Do this
Reproduce the complete listing without any deviation.

** Start Record set **

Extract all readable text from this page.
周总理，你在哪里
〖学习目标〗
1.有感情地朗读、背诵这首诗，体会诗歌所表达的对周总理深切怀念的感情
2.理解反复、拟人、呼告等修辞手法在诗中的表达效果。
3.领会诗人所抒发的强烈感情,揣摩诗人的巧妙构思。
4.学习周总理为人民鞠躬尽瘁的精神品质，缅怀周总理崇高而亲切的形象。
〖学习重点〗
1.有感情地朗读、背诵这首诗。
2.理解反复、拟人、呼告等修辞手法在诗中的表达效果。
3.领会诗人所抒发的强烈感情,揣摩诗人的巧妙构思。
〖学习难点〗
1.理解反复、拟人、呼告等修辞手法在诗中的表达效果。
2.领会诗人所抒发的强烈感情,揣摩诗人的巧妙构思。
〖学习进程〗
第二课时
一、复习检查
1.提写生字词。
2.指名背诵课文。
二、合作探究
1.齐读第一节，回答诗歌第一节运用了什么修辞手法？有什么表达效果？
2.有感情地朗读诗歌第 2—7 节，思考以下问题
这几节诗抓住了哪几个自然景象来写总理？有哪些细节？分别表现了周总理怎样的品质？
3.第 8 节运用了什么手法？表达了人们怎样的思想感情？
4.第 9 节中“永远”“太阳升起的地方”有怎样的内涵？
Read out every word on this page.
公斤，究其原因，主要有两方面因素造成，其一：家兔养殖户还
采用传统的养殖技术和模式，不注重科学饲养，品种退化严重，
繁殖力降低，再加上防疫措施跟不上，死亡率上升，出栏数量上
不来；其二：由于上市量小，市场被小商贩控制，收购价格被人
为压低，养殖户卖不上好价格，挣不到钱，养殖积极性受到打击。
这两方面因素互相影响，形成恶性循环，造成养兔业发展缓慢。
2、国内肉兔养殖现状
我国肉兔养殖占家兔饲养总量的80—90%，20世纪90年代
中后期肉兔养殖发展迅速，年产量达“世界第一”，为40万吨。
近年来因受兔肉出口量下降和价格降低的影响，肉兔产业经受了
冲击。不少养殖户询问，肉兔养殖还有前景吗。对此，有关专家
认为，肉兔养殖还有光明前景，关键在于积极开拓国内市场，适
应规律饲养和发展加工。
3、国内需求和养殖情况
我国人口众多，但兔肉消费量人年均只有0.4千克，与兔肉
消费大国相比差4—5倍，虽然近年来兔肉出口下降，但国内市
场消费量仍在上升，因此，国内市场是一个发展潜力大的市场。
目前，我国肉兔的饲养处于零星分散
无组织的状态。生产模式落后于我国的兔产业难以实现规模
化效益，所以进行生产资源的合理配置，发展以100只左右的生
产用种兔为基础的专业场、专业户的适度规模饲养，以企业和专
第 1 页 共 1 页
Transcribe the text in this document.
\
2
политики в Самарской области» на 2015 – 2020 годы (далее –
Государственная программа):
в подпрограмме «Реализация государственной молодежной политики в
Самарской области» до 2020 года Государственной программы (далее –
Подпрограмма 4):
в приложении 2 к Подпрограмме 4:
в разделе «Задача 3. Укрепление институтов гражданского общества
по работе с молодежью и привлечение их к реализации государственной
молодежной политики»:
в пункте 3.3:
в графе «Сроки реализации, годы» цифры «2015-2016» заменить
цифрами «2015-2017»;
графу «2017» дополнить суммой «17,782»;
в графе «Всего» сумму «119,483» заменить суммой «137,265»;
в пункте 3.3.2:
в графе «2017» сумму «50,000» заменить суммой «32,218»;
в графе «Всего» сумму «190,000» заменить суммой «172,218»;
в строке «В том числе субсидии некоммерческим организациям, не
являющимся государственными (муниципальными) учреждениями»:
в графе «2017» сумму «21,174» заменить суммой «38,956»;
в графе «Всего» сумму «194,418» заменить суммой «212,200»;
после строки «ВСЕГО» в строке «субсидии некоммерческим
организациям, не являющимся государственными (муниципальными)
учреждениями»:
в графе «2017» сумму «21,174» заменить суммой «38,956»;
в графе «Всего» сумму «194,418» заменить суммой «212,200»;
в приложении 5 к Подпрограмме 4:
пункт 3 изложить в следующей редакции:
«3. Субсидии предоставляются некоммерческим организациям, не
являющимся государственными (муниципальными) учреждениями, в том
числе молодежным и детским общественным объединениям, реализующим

** End Record set **

Result of this task
Extract all readable text from this page.
周总理，你在哪里
〖学习目标〗
1.有感情地朗读、背诵这首诗，体会诗歌所表达的对周总理深切怀念的感情
2.理解反复、拟人、呼告等修辞手法在诗中的表达效果。
3.领会诗人所抒发的强烈感情,揣摩诗人的巧妙构思。
4.学习周总理为人民鞠躬尽瘁的精神品质，缅怀周总理崇高而亲切的形象。
〖学习重点〗
1.有感情地朗读、背诵这首诗。
2.理解反复、拟人、呼告等修辞手法在诗中的表达效果。
3.领会诗人所抒发的强烈感情,揣摩诗人的巧妙构思。
〖学习难点〗
1.理解反复、拟人、呼告等修辞手法在诗中的表达效果。
2.领会诗人所抒发的强烈感情,揣摩诗人的巧妙构思。
〖学习进程〗
第二课时
一、复习检查
1.提写生字词。
2.指名背诵课文。
二、合作探究
1.齐读第一节，回答诗歌第一节运用了什么修辞手法？有什么表达效果？
2.有感情地朗读诗歌第 2—7 节，思考以下问题
这几节诗抓住了哪几个自然景象来写总理？有哪些细节？分别表现了周总理怎样的品质？
3.第 8 节运用了什么手法？表达了人们怎样的思想感情？
4.第 9 节中“永远”“太阳升起的地方”有怎样的内涵？
Read out every word on this page.
公斤，究其原因，主要有两方面因素造成，其一：家兔养殖户还
采用传统的养殖技术和模式，不注重科学饲养，品种退化严重，
繁殖力降低，再加上防疫措施跟不上，死亡率上升，出栏数量上
不来；其二：由于上市量小，市场被小商贩控制，收购价格被人
为压低，养殖户卖不上好价格，挣不到钱，养殖积极性受到打击。
这两方面因素互相影响，形成恶性循环，造成养兔业发展缓慢。
2、国内肉兔养殖现状
我国肉兔养殖占家兔饲养总量的80—90%，20世纪90年代
中后期肉兔养殖发展迅速，年产量达“世界第一”，为40万吨。
近年来因受兔肉出口量下降和价格降低的影响，肉兔产业经受了
冲击。不少养殖户询问，肉兔养殖还有前景吗。对此，有关专家
认为，肉兔养殖还有光明前景，关键在于积极开拓国内市场，适
应规律饲养和发展加工。
3、国内需求和养殖情况
我国人口众多，但兔肉消费量人年均只有0.4千克，与兔肉
消费大国相比差4—5倍，虽然近年来兔肉出口下降，但国内市
场消费量仍在上升，因此，国内市场是一个发展潜力大的市场。
目前，我国肉兔的饲养处于零星分散
无组织的状态。生产模式落后于我国的兔产业难以实现规模
化效益，所以进行生产资源的合理配置，发展以100只左右的生
产用种兔为基础的专业场、专业户的适度规模饲养，以企业和专
第 1 页 共 1 页
Transcribe the text in this document.
\
2
политики в Самарской области» на 2015 – 2020 годы (далее –
Государственная программа):
в подпрограмме «Реализация государственной молодежной политики в
Самарской области» до 2020 года Государственной программы (далее –
Подпрограмма 4):
в приложении 2 к Подпрограмме 4:
в разделе «Задача 3. Укрепление институтов гражданского общества
по работе с молодежью и привлечение их к реализации государственной
молодежной политики»:
в пункте 3.3:
в графе «Сроки реализации, годы» цифры «2015-2016» заменить
цифрами «2015-2017»;
графу «2017» дополнить суммой «17,782»;
в графе «Всего» сумму «119,483» заменить суммой «137,265»;
в пункте 3.3.2:
в графе «2017» сумму «50,000» заменить суммой «32,218»;
в графе «Всего» сумму «190,000» заменить суммой «172,218»;
в строке «В том числе субсидии некоммерческим организациям, не
являющимся государственными (муниципальными) учреждениями»:
в графе «2017» сумму «21,174» заменить суммой «38,956»;
в графе «Всего» сумму «194,418» заменить суммой «212,200»;
после строки «ВСЕГО» в строке «субсидии некоммерческим
организациям, не являющимся государственными (муниципальными)
учреждениями»:
в графе «2017» сумму «21,174» заменить суммой «38,956»;
в графе «Всего» сумму «194,418» заменить суммой «212,200»;
в приложении 5 к Подпрограмме 4:
пункт 3 изложить в следующей редакции:
«3. Субсидии предоставляются некоммерческим организациям, не
являющимся государственными (муниципальными) учреждениями, в том
числе молодежным и детским общественным объединениям, реализующим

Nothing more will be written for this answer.